Exercise aim >>
The listing below should be copied in full, word for word.

Available records >>
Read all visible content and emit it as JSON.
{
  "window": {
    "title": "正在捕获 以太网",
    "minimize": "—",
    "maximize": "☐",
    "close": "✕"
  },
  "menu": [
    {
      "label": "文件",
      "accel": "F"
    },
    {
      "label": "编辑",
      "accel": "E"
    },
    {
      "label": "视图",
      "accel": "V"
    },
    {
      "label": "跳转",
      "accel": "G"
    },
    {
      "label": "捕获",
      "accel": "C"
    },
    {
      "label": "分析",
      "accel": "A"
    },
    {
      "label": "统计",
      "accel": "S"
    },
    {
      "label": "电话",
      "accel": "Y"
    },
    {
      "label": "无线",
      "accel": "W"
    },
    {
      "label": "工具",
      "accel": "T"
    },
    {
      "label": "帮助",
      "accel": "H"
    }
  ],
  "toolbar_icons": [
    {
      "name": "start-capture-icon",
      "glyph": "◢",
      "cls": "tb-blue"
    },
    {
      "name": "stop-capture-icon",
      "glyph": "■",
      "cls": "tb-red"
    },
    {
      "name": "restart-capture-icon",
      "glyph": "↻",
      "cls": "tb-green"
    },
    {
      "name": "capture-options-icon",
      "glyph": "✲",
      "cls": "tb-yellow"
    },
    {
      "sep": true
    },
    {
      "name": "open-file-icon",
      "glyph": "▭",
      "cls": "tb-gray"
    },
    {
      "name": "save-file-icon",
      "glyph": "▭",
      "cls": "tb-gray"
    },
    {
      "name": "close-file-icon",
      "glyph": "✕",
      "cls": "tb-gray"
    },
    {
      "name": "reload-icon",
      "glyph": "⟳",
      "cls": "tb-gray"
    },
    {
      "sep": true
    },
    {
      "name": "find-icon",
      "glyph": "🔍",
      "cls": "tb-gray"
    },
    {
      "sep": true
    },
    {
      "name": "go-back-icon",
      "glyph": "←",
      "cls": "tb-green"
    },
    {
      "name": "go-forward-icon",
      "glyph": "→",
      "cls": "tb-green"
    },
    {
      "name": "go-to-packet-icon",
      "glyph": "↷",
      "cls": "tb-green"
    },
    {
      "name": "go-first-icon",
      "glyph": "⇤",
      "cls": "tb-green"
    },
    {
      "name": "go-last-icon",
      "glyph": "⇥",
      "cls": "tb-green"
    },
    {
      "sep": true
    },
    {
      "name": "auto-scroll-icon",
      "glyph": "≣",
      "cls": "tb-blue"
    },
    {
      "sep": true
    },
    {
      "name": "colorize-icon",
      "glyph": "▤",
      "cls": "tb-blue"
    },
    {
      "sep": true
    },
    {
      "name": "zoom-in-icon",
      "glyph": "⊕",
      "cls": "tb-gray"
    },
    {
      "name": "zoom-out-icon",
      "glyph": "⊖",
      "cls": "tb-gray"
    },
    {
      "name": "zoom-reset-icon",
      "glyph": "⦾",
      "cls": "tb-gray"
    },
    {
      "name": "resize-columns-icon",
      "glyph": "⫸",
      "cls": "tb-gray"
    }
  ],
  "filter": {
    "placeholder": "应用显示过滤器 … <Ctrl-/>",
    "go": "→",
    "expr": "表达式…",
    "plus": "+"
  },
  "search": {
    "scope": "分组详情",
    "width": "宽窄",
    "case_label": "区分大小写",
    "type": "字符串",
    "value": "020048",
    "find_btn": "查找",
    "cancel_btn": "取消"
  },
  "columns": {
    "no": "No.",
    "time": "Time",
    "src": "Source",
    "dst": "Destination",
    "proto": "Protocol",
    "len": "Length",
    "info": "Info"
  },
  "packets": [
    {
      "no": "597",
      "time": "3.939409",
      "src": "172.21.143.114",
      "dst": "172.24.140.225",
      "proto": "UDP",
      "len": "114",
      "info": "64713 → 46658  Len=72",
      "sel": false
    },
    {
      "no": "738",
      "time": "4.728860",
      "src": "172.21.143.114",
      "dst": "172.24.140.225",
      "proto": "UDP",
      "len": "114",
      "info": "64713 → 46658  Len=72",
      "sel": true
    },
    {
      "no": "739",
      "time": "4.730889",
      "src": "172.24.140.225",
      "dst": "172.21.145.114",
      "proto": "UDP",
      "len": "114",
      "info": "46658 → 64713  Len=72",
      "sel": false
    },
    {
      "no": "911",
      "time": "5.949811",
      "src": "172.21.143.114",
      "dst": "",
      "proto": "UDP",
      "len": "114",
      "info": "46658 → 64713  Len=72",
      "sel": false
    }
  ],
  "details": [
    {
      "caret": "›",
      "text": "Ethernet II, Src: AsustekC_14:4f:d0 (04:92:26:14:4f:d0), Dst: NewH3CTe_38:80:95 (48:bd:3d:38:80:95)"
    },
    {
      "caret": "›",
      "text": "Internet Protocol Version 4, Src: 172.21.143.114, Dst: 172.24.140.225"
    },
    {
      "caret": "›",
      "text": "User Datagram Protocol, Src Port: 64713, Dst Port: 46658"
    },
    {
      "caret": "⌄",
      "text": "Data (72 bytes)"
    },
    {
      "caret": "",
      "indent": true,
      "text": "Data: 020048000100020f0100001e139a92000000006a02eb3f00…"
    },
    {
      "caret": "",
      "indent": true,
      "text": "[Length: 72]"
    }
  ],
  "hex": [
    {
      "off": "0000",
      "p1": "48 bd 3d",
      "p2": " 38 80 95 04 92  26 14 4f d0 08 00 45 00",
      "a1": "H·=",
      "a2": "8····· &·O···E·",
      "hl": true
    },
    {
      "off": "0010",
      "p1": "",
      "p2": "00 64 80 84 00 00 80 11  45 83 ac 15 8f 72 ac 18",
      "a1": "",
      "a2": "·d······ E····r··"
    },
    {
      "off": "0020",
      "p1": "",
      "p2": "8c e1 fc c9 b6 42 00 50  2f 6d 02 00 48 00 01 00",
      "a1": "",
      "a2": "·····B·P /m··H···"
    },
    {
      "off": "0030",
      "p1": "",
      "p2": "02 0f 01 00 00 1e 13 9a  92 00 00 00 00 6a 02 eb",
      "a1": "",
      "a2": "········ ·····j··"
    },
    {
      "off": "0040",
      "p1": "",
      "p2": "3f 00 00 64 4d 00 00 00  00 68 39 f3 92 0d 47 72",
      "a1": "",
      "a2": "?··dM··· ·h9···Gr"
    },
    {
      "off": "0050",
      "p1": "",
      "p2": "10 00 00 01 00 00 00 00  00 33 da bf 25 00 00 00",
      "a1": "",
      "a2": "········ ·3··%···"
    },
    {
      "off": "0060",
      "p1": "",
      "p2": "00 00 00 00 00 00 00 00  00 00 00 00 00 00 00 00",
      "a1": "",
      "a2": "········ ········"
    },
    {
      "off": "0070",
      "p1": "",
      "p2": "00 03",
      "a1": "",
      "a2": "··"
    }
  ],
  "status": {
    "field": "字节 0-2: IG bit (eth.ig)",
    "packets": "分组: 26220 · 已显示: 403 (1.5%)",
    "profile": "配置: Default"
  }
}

Reply to the exercise >>
Read all visible content and emit it as JSON.
{
  "window": {
    "title": "正在捕获 以太网",
    "minimize": "—",
    "maximize": "☐",
    "close": "✕"
  },
  "menu": [
    {
      "label": "文件",
      "accel": "F"
    },
    {
      "label": "编辑",
      "accel": "E"
    },
    {
      "label": "视图",
      "accel": "V"
    },
    {
      "label": "跳转",
      "accel": "G"
    },
    {
      "label": "捕获",
      "accel": "C"
    },
    {
      "label": "分析",
      "accel": "A"
    },
    {
      "label": "统计",
      "accel": "S"
    },
    {
      "label": "电话",
      "accel": "Y"
    },
    {
      "label": "无线",
      "accel": "W"
    },
    {
      "label": "工具",
      "accel": "T"
    },
    {
      "label": "帮助",
      "accel": "H"
    }
  ],
  "toolbar_icons": [
    {
      "name": "start-capture-icon",
      "glyph": "◢",
      "cls": "tb-blue"
    },
    {
      "name": "stop-capture-icon",
      "glyph": "■",
      "cls": "tb-red"
    },
    {
      "name": "restart-capture-icon",
      "glyph": "↻",
      "cls": "tb-green"
    },
    {
      "name": "capture-options-icon",
      "glyph": "✲",
      "cls": "tb-yellow"
    },
    {
      "sep": true
    },
    {
      "name": "open-file-icon",
      "glyph": "▭",
      "cls": "tb-gray"
    },
    {
      "name": "save-file-icon",
      "glyph": "▭",
      "cls": "tb-gray"
    },
    {
      "name": "close-file-icon",
      "glyph": "✕",
      "cls": "tb-gray"
    },
    {
      "name": "reload-icon",
      "glyph": "⟳",
      "cls": "tb-gray"
    },
    {
      "sep": true
    },
    {
      "name": "find-icon",
      "glyph": "🔍",
      "cls": "tb-gray"
    },
    {
      "sep": true
    },
    {
      "name": "go-back-icon",
      "glyph": "←",
      "cls": "tb-green"
    },
    {
      "name": "go-forward-icon",
      "glyph": "→",
      "cls": "tb-green"
    },
    {
      "name": "go-to-packet-icon",
      "glyph": "↷",
      "cls": "tb-green"
    },
    {
      "name": "go-first-icon",
      "glyph": "⇤",
      "cls": "tb-green"
    },
    {
      "name": "go-last-icon",
      "glyph": "⇥",
      "cls": "tb-green"
    },
    {
      "sep": true
    },
    {
      "name": "auto-scroll-icon",
      "glyph": "≣",
      "cls": "tb-blue"
    },
    {
      "sep": true
    },
    {
      "name": "colorize-icon",
      "glyph": "▤",
      "cls": "tb-blue"
    },
    {
      "sep": true
    },
    {
      "name": "zoom-in-icon",
      "glyph": "⊕",
      "cls": "tb-gray"
    },
    {
      "name": "zoom-out-icon",
      "glyph": "⊖",
      "cls": "tb-gray"
    },
    {
      "name": "zoom-reset-icon",
      "glyph": "⦾",
      "cls": "tb-gray"
    },
    {
      "name": "resize-columns-icon",
      "glyph": "⫸",
      "cls": "tb-gray"
    }
  ],
  "filter": {
    "placeholder": "应用显示过滤器 … <Ctrl-/>",
    "go": "→",
    "expr": "表达式…",
    "plus": "+"
  },
  "search": {
    "scope": "分组详情",
    "width": "宽窄",
    "case_label": "区分大小写",
    "type": "字符串",
    "value": "020048",
    "find_btn": "查找",
    "cancel_btn": "取消"
  },
  "columns": {
    "no": "No.",
    "time": "Time",
    "src": "Source",
    "dst": "Destination",
    "proto": "Protocol",
    "len": "Length",
    "info": "Info"
  },
  "packets": [
    {
      "no": "597",
      "time": "3.939409",
      "src": "172.21.143.114",
      "dst": "172.24.140.225",
      "proto": "UDP",
      "len": "114",
      "info": "64713 → 46658  Len=72",
      "sel": false
    },
    {
      "no": "738",
      "time": "4.728860",
      "src": "172.21.143.114",
      "dst": "172.24.140.225",
      "proto": "UDP",
      "len": "114",
      "info": "64713 → 46658  Len=72",
      "sel": true
    },
    {
      "no": "739",
      "time": "4.730889",
      "src": "172.24.140.225",
      "dst": "172.21.145.114",
      "proto": "UDP",
      "len": "114",
      "info": "46658 → 64713  Len=72",
      "sel": false
    },
    {
      "no": "911",
      "time": "5.949811",
      "src": "172.21.143.114",
      "dst": "",
      "proto": "UDP",
      "len": "114",
      "info": "46658 → 64713  Len=72",
      "sel": false
    }
  ],
  "details": [
    {
      "caret": "›",
      "text": "Ethernet II, Src: AsustekC_14:4f:d0 (04:92:26:14:4f:d0), Dst: NewH3CTe_38:80:95 (48:bd:3d:38:80:95)"
    },
    {
      "caret": "›",
      "text": "Internet Protocol Version 4, Src: 172.21.143.114, Dst: 172.24.140.225"
    },
    {
      "caret": "›",
      "text": "User Datagram Protocol, Src Port: 64713, Dst Port: 46658"
    },
    {
      "caret": "⌄",
      "text": "Data (72 bytes)"
    },
    {
      "caret": "",
      "indent": true,
      "text": "Data: 020048000100020f0100001e139a92000000006a02eb3f00…"
    },
    {
      "caret": "",
      "indent": true,
      "text": "[Length: 72]"
    }
  ],
  "hex": [
    {
      "off": "0000",
      "p1": "48 bd 3d",
      "p2": " 38 80 95 04 92  26 14 4f d0 08 00 45 00",
      "a1": "H·=",
      "a2": "8····· &·O···E·",
      "hl": true
    },
    {
      "off": "0010",
      "p1": "",
      "p2": "00 64 80 84 00 00 80 11  45 83 ac 15 8f 72 ac 18",
      "a1": "",
      "a2": "·d······ E····r··"
    },
    {
      "off": "0020",
      "p1": "",
      "p2": "8c e1 fc c9 b6 42 00 50  2f 6d 02 00 48 00 01 00",
      "a1": "",
      "a2": "·····B·P /m··H···"
    },
    {
      "off": "0030",
      "p1": "",
      "p2": "02 0f 01 00 00 1e 13 9a  92 00 00 00 00 6a 02 eb",
      "a1": "",
      "a2": "········ ·····j··"
    },
    {
      "off": "0040",
      "p1": "",
      "p2": "3f 00 00 64 4d 00 00 00  00 68 39 f3 92 0d 47 72",
      "a1": "",
      "a2": "?··dM··· ·h9···Gr"
    },
    {
      "off": "0050",
      "p1": "",
      "p2": "10 00 00 01 00 00 00 00  00 33 da bf 25 00 00 00",
      "a1": "",
      "a2": "········ ·3··%···"
    },
    {
      "off": "0060",
      "p1": "",
      "p2": "00 00 00 00 00 00 00 00  00 00 00 00 00 00 00 00",
      "a1": "",
      "a2": "········ ········"
    },
    {
      "off": "0070",
      "p1": "",
      "p2": "00 03",
      "a1": "",
      "a2": "··"
    }
  ],
  "status": {
    "field": "字节 0-2: IG bit (eth.ig)",
    "packets": "分组: 26220 · 已显示: 403 (1.5%)",
    "profile": "配置: Default"
  }
}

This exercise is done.